Begin Recorded information

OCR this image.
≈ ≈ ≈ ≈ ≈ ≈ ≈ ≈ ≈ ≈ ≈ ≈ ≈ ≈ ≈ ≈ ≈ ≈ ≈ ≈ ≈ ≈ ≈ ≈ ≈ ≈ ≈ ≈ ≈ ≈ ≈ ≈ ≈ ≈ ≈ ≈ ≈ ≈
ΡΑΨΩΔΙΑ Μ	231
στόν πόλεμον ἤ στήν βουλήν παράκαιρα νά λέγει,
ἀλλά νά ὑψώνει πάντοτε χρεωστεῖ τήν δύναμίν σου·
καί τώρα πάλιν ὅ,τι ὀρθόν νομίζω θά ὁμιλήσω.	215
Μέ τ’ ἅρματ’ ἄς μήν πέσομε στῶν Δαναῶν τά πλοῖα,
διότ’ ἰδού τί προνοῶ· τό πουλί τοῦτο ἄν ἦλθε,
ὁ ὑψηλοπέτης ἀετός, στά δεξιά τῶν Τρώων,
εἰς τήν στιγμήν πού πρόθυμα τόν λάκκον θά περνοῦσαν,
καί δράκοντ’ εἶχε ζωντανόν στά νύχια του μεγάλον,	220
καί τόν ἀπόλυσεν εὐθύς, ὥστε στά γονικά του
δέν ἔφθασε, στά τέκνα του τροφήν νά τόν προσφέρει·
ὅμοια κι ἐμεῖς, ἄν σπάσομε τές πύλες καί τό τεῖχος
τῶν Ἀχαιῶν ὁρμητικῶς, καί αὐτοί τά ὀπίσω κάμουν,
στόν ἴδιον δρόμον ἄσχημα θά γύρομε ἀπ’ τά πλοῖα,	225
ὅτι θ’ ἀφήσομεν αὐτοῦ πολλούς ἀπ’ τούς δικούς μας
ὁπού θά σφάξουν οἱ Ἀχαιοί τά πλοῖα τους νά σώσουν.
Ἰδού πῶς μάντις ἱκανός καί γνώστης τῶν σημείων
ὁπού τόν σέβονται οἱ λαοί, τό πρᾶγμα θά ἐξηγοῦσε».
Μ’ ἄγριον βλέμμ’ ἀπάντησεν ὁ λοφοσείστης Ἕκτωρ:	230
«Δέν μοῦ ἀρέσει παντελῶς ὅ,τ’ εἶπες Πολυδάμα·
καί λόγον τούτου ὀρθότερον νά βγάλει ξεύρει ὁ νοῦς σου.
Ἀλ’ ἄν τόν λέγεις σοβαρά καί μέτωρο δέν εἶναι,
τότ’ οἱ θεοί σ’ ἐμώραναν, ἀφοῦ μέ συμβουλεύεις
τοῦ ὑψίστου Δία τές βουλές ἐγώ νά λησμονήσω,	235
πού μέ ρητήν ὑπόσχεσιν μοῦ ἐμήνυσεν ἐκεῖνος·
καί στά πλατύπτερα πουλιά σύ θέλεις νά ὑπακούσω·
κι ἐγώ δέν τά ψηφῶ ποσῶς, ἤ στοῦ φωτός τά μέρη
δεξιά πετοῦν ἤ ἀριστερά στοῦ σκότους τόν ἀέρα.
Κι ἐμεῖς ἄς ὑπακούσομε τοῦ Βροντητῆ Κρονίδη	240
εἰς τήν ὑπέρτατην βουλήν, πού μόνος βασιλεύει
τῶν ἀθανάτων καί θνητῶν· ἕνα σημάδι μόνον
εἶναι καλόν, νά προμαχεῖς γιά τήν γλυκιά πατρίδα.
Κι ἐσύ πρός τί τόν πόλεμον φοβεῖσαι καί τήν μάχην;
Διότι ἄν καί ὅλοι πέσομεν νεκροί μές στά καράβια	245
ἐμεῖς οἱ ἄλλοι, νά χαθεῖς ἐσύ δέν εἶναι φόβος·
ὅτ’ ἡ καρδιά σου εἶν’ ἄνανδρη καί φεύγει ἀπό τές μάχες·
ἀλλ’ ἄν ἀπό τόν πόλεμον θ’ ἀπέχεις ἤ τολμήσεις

End Recorded information

» To do: Find every line in the records that contains the word "εἶναι"; copy those lines.

» Response to the task:
Ἀλ’ ἄν τόν λέγεις σοβαρά καί μέτωρο δέν εἶναι,
εἶναι καλόν, νά προμαχεῖς γιά τήν γλυκιά πατρίδα.
ἐμεῖς οἱ ἄλλοι, νά χαθεῖς ἐσύ δέν εἶναι φόβος·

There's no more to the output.